Task input:
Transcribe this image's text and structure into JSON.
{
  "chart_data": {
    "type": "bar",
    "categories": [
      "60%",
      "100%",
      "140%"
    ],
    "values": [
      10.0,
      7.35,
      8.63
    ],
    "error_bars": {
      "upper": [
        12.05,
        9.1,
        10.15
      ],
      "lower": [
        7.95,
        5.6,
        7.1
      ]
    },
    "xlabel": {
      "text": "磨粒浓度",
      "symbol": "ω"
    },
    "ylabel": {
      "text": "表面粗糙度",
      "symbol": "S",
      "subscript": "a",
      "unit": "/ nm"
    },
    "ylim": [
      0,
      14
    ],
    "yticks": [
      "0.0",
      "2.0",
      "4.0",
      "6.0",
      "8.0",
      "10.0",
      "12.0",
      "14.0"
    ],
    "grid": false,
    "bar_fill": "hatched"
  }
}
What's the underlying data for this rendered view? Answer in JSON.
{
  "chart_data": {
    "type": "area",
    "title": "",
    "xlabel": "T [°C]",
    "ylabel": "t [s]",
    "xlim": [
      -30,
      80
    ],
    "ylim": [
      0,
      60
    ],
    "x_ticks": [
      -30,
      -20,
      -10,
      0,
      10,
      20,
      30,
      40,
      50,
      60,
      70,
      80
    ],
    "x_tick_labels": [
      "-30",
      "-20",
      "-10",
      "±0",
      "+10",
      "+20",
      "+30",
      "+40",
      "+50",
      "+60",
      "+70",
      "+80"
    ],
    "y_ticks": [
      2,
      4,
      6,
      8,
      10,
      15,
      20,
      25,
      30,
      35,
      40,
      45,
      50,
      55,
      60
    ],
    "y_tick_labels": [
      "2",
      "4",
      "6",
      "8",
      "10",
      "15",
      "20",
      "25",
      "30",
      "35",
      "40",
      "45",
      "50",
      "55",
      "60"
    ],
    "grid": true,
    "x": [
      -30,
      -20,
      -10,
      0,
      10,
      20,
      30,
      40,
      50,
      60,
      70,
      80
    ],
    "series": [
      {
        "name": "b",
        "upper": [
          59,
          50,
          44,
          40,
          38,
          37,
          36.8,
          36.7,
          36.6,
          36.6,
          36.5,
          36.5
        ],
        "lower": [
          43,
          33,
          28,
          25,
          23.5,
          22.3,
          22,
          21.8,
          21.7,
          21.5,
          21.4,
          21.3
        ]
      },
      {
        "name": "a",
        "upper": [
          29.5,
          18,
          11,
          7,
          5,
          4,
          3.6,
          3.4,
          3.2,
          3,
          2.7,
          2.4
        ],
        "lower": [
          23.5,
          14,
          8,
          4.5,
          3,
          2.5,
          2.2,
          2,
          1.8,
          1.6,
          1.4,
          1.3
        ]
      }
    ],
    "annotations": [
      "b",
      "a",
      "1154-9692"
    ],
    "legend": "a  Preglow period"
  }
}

Problem to work on:
Transcribe the material above in its entirety. Match it exactly.

Result:
Transcribe this image's text and structure into JSON.
{
  "chart_data": {
    "type": "bar",
    "categories": [
      "60%",
      "100%",
      "140%"
    ],
    "values": [
      10.0,
      7.35,
      8.63
    ],
    "error_bars": {
      "upper": [
        12.05,
        9.1,
        10.15
      ],
      "lower": [
        7.95,
        5.6,
        7.1
      ]
    },
    "xlabel": {
      "text": "磨粒浓度",
      "symbol": "ω"
    },
    "ylabel": {
      "text": "表面粗糙度",
      "symbol": "S",
      "subscript": "a",
      "unit": "/ nm"
    },
    "ylim": [
      0,
      14
    ],
    "yticks": [
      "0.0",
      "2.0",
      "4.0",
      "6.0",
      "8.0",
      "10.0",
      "12.0",
      "14.0"
    ],
    "grid": false,
    "bar_fill": "hatched"
  }
}
What's the underlying data for this rendered view? Answer in JSON.
{
  "chart_data": {
    "type": "area",
    "title": "",
    "xlabel": "T [°C]",
    "ylabel": "t [s]",
    "xlim": [
      -30,
      80
    ],
    "ylim": [
      0,
      60
    ],
    "x_ticks": [
      -30,
      -20,
      -10,
      0,
      10,
      20,
      30,
      40,
      50,
      60,
      70,
      80
    ],
    "x_tick_labels": [
      "-30",
      "-20",
      "-10",
      "±0",
      "+10",
      "+20",
      "+30",
      "+40",
      "+50",
      "+60",
      "+70",
      "+80"
    ],
    "y_ticks": [
      2,
      4,
      6,
      8,
      10,
      15,
      20,
      25,
      30,
      35,
      40,
      45,
      50,
      55,
      60
    ],
    "y_tick_labels": [
      "2",
      "4",
      "6",
      "8",
      "10",
      "15",
      "20",
      "25",
      "30",
      "35",
      "40",
      "45",
      "50",
      "55",
      "60"
    ],
    "grid": true,
    "x": [
      -30,
      -20,
      -10,
      0,
      10,
      20,
      30,
      40,
      50,
      60,
      70,
      80
    ],
    "series": [
      {
        "name": "b",
        "upper": [
          59,
          50,
          44,
          40,
          38,
          37,
          36.8,
          36.7,
          36.6,
          36.6,
          36.5,
          36.5
        ],
        "lower": [
          43,
          33,
          28,
          25,
          23.5,
          22.3,
          22,
          21.8,
          21.7,
          21.5,
          21.4,
          21.3
        ]
      },
      {
        "name": "a",
        "upper": [
          29.5,
          18,
          11,
          7,
          5,
          4,
          3.6,
          3.4,
          3.2,
          3,
          2.7,
          2.4
        ],
        "lower": [
          23.5,
          14,
          8,
          4.5,
          3,
          2.5,
          2.2,
          2,
          1.8,
          1.6,
          1.4,
          1.3
        ]
      }
    ],
    "annotations": [
      "b",
      "a",
      "1154-9692"
    ],
    "legend": "a  Preglow period"
  }
}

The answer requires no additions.